- [Task goal]:
Pull out all lines from the listing below in which the word "friends" appears.

- [Raw data]:
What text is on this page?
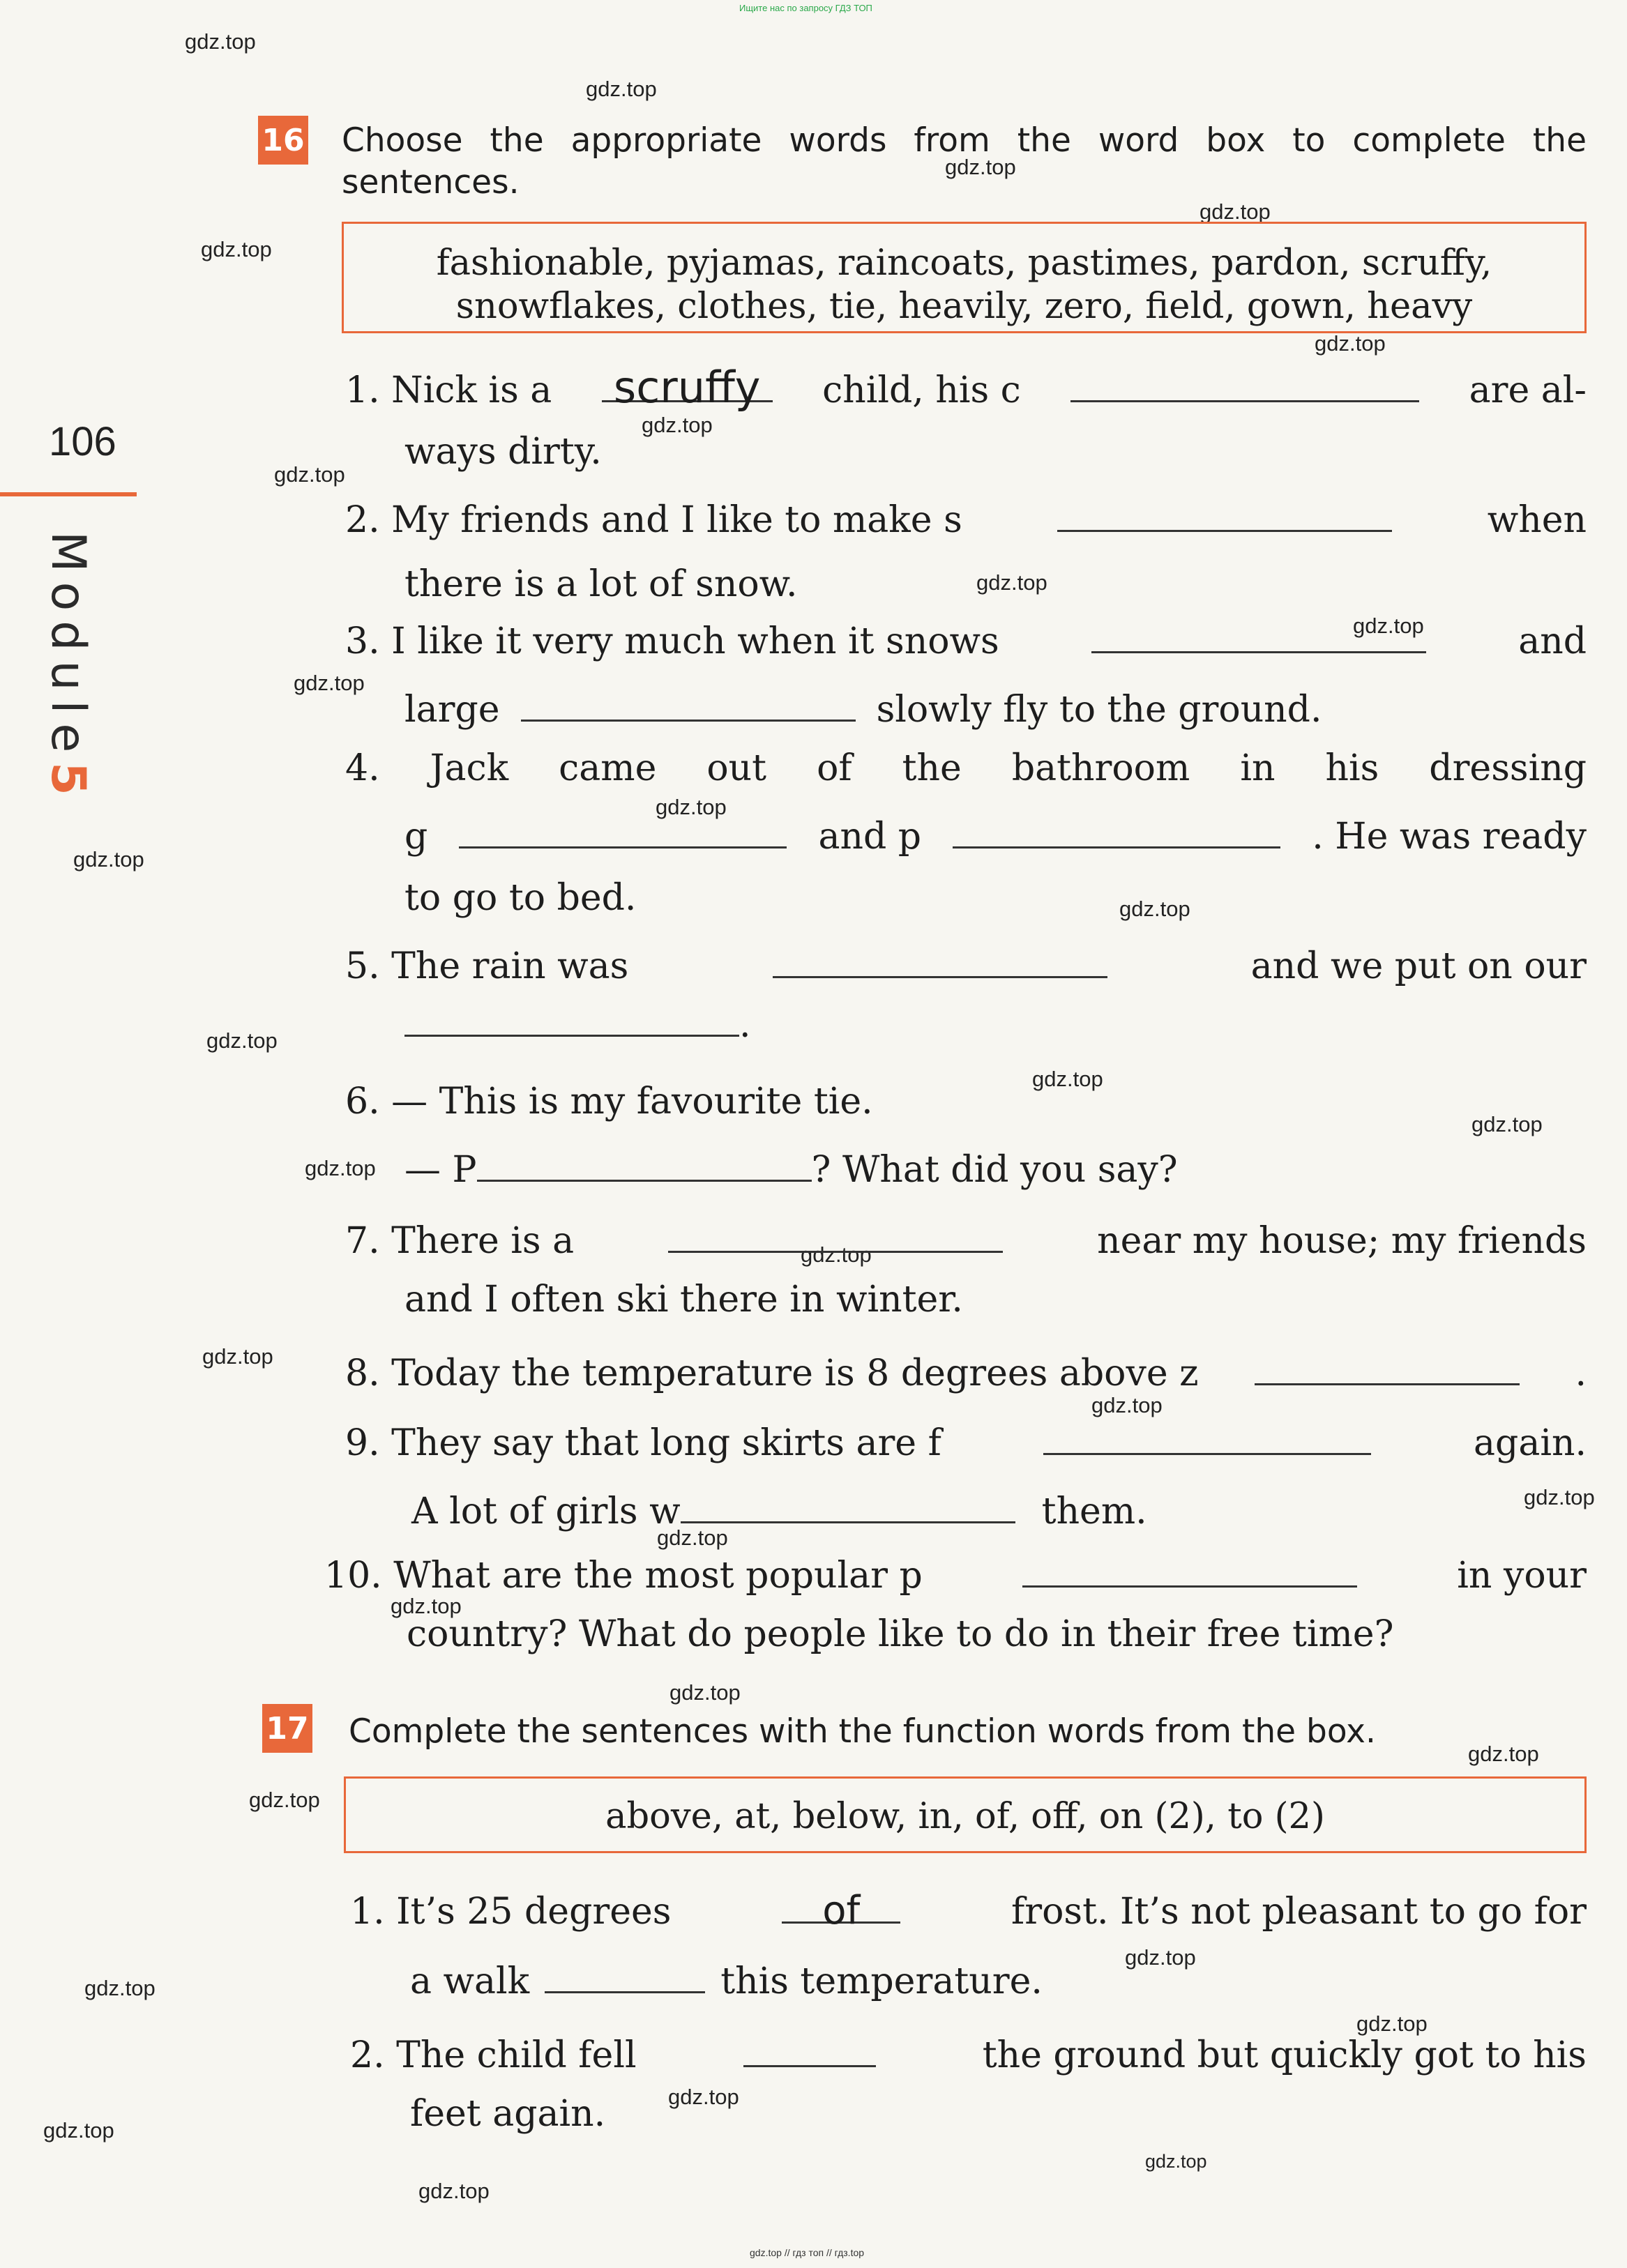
Ищите нас по запросу ГДЗ ТОП
gdz.top
gdz.top
gdz.top
gdz.top
gdz.top
gdz.top
gdz.top
gdz.top
gdz.top
gdz.top
gdz.top
gdz.top
gdz.top
gdz.top
gdz.top
gdz.top
gdz.top
gdz.top
gdz.top
gdz.top
gdz.top
gdz.top
gdz.top
gdz.top
gdz.top
gdz.top
gdz.top
gdz.top
gdz.top
gdz.top
gdz.top
gdz.top
gdz.top
gdz.top
106
Module5
16 Choose the appropriate words from the word box to complete the
sentences.
fashionable, pyjamas, raincoats, pastimes, pardon, scruffy,
snowflakes, clothes, tie, heavily, zero, field, gown, heavy
1. Nick is a scruffy	child, his c	are al-
ways dirty.
2. My friends and I like to make s	when
there is a lot of snow.
3. I like it very much when it snows	and
large	slowly fly to the ground.
4. Jack came out of the bathroom in his dressing
g	and p	. He was ready
to go to bed.
5. The rain was	and we put on our
.
6. — This is my favourite tie.
— P	? What did you say?
7. There is a	near my house; my friends
and I often ski there in winter.
8. Today the temperature is 8 degrees above z	.
9. They say that long skirts are f	again.
A lot of girls w	them.
10. What are the most popular p	in your
country? What do people like to do in their free time?
17 Complete the sentences with the function words from the box.
above, at, below, in, of, off, on (2), to (2)
1. It’s 25 degrees	of	frost. It’s not pleasant to go for
a walk	this temperature.
2. The child fell	the ground but quickly got to his
feet again.
gdz.top // гдз топ // гдз.top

- [Written response]:
2. My friends and I like to make s	when
7. There is a	near my house; my friends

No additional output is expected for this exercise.